Your task: Return every line below as is, leaving out the pictures.

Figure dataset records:
******

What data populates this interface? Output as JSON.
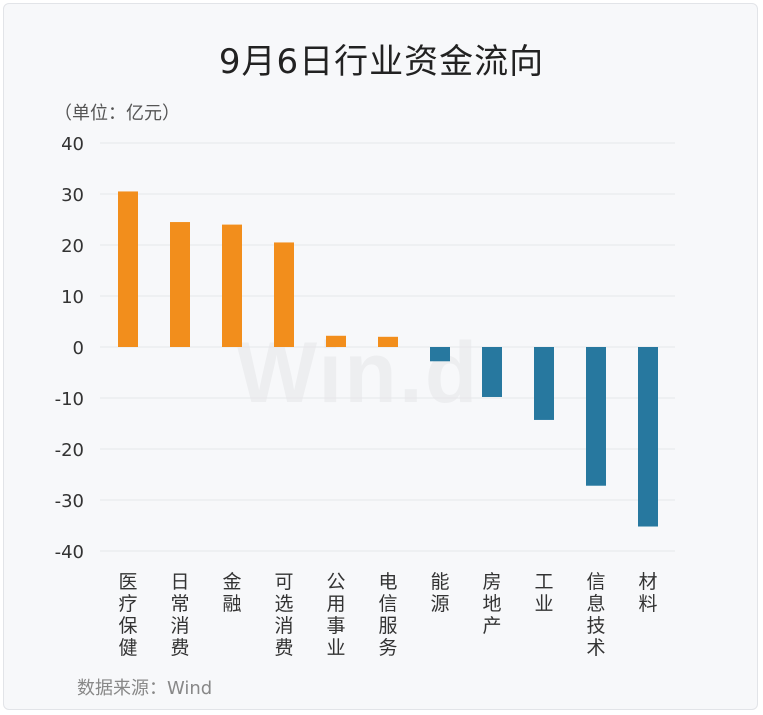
{
  "title": "9月6日行业资金流向",
  "unit_label": "（单位：亿元）",
  "source_label": "数据来源：Wind",
  "watermark": "Win.d",
  "colors": {
    "positive": "#f28e1c",
    "negative": "#27789f",
    "grid": "#e6e7ea",
    "axis_text": "#333333"
  },
  "chart_data": {
    "type": "bar",
    "title": "9月6日行业资金流向",
    "ylabel": "（单位：亿元）",
    "xlabel": "",
    "ylim": [
      -40,
      40
    ],
    "yticks": [
      40,
      30,
      20,
      10,
      0,
      -10,
      -20,
      -30,
      -40
    ],
    "grid": true,
    "categories": [
      "医疗保健",
      "日常消费",
      "金融",
      "可选消费",
      "公用事业",
      "电信服务",
      "能源",
      "房地产",
      "工业",
      "信息技术",
      "材料"
    ],
    "values": [
      30.5,
      24.5,
      24.0,
      20.5,
      2.2,
      2.0,
      -2.8,
      -9.8,
      -14.3,
      -27.2,
      -35.2
    ]
  }
}
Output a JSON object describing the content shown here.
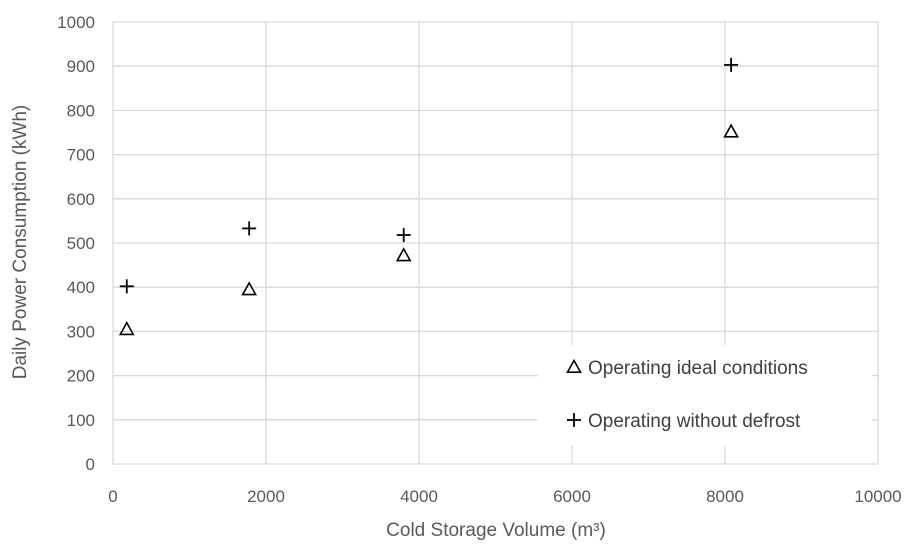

******

Answer to the problem:
What data populates this interface? Output as JSON.
{
  "title": "9月6日行业资金流向",
  "unit_label": "（单位：亿元）",
  "source_label": "数据来源：Wind",
  "watermark": "Win.d",
  "colors": {
    "positive": "#f28e1c",
    "negative": "#27789f",
    "grid": "#e6e7ea",
    "axis_text": "#333333"
  },
  "chart_data": {
    "type": "bar",
    "title": "9月6日行业资金流向",
    "ylabel": "（单位：亿元）",
    "xlabel": "",
    "ylim": [
      -40,
      40
    ],
    "yticks": [
      40,
      30,
      20,
      10,
      0,
      -10,
      -20,
      -30,
      -40
    ],
    "grid": true,
    "categories": [
      "医疗保健",
      "日常消费",
      "金融",
      "可选消费",
      "公用事业",
      "电信服务",
      "能源",
      "房地产",
      "工业",
      "信息技术",
      "材料"
    ],
    "values": [
      30.5,
      24.5,
      24.0,
      20.5,
      2.2,
      2.0,
      -2.8,
      -9.8,
      -14.3,
      -27.2,
      -35.2
    ]
  }
}
Output a JSON object describing the content shown here.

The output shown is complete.